— Exercise directions —
Please count the lines in the listing below that contain the string "total" and reply with that number alone.

— Record set —
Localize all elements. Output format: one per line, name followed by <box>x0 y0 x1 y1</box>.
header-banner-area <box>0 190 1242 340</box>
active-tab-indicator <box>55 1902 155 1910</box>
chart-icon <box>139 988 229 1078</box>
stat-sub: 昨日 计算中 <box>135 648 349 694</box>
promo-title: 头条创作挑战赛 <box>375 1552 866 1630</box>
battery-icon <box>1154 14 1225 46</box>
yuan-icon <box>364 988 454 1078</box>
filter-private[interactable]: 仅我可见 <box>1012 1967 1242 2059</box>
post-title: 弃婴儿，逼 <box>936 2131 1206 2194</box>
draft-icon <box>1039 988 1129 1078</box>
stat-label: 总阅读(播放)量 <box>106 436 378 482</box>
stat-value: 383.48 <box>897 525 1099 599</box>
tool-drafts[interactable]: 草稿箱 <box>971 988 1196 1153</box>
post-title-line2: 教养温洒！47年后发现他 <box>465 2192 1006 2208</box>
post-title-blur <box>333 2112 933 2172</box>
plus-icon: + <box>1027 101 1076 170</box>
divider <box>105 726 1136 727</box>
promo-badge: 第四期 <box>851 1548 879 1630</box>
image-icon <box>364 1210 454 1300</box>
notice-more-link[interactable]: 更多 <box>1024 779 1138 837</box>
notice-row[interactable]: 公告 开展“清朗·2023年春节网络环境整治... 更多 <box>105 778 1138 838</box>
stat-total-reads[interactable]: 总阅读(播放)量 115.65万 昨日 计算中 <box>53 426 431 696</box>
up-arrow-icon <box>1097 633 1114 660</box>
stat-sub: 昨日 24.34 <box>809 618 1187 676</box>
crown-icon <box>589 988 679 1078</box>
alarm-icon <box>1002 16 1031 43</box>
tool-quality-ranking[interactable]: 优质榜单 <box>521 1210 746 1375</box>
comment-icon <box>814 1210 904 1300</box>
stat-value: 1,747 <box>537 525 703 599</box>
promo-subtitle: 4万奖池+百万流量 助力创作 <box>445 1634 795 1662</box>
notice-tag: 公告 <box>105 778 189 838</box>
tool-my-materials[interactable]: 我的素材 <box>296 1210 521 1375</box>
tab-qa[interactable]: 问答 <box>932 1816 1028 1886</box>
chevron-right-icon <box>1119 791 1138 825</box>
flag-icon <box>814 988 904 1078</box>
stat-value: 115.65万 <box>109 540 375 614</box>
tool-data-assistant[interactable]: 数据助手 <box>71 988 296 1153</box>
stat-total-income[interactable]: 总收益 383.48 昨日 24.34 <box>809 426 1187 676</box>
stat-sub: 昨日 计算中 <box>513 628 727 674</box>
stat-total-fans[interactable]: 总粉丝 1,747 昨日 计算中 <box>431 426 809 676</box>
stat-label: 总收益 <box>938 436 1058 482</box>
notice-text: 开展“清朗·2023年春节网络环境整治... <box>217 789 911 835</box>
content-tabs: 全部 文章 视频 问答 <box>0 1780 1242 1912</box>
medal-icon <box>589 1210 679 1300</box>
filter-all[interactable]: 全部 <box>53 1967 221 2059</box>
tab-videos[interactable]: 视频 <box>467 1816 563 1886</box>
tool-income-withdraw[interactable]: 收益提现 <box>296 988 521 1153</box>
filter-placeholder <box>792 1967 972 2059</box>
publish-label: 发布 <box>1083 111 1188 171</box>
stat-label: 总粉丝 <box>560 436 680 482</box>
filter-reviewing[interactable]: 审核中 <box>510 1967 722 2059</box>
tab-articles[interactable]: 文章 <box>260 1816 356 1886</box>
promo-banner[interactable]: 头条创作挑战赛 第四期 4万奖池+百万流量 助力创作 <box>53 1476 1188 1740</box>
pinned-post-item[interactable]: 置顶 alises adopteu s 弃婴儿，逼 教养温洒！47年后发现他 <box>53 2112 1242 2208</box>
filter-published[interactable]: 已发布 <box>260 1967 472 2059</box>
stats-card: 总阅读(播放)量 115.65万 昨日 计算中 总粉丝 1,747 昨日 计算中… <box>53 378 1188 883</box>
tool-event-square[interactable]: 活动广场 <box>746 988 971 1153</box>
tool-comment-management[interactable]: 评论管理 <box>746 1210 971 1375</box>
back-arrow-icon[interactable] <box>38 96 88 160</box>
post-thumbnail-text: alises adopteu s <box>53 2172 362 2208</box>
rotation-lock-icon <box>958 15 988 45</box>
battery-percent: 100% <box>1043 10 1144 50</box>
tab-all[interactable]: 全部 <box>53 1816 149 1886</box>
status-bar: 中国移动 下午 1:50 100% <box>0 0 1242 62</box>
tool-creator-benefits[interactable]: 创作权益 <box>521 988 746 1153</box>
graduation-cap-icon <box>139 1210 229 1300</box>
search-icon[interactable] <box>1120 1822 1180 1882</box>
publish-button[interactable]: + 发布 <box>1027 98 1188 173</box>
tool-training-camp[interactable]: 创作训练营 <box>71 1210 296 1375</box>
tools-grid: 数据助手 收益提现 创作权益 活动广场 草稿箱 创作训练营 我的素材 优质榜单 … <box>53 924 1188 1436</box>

— Response —
3